PROBLEM:
Check each line of the data below for the word "právu", then extract the ones that have it.

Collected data
#####
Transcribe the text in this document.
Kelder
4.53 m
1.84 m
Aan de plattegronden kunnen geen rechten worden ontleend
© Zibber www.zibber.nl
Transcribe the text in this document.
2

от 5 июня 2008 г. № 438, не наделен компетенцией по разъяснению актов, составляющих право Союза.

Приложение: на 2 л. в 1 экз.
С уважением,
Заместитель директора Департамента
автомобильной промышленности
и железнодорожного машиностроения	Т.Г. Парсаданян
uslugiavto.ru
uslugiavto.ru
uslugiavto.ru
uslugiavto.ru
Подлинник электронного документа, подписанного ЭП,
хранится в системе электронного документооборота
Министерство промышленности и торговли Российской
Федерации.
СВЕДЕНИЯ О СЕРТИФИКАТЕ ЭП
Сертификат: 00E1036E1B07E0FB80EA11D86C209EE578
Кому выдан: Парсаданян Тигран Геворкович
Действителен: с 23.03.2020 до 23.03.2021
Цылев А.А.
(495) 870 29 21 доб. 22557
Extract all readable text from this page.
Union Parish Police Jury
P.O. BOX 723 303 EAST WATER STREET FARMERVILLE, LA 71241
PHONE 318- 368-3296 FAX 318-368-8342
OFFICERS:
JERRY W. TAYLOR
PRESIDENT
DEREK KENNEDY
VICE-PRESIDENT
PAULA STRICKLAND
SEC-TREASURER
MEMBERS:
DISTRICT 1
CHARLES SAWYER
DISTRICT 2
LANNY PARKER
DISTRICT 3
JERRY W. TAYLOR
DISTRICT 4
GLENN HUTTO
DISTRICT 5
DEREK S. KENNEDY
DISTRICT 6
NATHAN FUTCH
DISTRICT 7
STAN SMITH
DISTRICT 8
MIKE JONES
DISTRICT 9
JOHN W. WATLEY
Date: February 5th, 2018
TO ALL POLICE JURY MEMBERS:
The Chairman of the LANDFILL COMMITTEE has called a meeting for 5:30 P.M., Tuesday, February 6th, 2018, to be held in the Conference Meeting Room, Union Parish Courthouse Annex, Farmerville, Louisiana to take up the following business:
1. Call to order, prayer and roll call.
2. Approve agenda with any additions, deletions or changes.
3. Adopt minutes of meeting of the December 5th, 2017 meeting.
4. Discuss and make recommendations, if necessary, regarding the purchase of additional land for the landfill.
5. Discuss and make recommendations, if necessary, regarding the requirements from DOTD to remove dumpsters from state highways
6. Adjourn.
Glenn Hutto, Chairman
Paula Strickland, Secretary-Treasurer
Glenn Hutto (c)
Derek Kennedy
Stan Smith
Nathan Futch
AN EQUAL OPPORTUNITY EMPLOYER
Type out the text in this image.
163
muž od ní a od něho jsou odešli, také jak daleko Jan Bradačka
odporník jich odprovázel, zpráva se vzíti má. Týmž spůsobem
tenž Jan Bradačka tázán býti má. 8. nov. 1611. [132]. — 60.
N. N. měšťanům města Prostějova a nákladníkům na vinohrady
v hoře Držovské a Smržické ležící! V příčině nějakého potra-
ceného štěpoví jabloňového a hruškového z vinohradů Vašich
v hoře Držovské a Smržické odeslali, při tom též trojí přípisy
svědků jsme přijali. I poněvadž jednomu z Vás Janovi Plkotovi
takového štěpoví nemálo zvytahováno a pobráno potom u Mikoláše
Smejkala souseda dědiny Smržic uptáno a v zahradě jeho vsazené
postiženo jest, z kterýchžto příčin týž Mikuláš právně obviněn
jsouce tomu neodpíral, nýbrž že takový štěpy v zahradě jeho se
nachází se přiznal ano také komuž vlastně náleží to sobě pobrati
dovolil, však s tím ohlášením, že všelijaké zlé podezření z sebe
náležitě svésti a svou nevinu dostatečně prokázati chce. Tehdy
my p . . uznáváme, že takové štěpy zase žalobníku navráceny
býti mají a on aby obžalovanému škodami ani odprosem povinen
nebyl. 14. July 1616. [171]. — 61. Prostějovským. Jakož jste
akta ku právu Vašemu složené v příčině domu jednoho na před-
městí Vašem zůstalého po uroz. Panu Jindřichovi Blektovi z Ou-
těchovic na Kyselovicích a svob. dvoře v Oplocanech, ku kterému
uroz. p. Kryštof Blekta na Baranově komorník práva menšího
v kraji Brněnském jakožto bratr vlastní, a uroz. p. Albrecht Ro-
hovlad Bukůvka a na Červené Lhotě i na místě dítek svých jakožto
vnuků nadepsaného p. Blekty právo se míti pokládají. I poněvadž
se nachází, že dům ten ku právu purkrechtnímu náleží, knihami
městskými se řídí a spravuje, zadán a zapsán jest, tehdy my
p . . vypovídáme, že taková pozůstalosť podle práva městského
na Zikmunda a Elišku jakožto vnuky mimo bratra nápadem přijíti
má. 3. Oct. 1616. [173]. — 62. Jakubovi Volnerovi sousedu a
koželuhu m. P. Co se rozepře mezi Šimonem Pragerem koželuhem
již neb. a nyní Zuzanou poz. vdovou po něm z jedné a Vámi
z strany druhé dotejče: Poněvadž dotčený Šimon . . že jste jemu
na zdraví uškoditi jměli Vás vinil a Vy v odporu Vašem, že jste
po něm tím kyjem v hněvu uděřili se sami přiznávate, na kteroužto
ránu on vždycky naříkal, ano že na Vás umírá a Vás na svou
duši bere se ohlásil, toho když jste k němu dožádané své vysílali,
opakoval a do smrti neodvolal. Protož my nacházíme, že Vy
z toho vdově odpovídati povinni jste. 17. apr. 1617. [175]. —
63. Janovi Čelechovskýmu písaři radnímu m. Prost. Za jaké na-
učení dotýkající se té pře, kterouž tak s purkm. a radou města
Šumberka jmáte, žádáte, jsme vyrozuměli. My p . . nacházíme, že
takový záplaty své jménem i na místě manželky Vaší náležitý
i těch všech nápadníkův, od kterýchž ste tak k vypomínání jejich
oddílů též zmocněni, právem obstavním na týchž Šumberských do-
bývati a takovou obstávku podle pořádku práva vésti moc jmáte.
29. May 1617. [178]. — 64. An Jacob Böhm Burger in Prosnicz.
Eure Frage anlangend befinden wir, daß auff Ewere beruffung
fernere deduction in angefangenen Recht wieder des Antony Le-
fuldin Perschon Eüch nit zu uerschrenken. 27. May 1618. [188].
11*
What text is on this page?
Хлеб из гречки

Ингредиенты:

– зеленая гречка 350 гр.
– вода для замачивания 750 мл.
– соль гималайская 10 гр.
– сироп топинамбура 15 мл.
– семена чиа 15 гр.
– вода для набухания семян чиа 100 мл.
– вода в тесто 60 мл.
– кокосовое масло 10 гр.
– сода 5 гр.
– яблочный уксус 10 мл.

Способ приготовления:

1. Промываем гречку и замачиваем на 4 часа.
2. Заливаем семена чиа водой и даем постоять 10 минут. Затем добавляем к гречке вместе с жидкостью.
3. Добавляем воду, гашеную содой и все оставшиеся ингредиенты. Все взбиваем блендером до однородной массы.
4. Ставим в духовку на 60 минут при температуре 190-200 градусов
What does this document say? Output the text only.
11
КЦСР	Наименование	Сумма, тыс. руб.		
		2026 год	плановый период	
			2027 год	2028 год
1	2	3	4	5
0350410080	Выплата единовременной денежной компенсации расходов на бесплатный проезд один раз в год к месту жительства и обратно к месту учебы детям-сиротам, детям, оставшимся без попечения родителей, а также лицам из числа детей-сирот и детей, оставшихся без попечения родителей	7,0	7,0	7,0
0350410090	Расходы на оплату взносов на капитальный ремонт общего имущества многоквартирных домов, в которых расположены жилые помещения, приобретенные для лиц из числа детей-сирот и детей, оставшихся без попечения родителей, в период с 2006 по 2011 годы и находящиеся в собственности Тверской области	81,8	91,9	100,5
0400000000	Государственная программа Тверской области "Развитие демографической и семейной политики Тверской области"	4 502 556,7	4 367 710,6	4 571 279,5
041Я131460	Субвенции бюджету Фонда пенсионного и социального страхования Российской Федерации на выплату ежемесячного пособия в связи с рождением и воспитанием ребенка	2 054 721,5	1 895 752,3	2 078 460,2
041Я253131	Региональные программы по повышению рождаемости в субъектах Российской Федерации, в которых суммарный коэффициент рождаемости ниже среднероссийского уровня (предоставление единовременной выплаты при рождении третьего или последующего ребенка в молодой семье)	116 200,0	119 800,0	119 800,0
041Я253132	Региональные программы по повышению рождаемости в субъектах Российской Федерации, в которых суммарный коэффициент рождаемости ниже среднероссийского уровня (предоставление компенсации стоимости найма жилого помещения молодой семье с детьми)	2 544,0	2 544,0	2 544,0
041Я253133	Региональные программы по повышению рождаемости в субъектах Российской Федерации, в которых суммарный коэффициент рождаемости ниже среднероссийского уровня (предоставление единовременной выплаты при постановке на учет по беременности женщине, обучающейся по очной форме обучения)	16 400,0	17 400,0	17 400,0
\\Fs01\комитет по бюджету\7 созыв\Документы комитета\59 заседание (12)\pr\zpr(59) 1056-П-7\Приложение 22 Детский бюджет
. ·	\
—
#####
PROBLEM SOLUTION:
akta ku právu Vašemu složené v příčině domu jednoho na před-
se nachází, že dům ten ku právu purkrechtnímu náleží, knihami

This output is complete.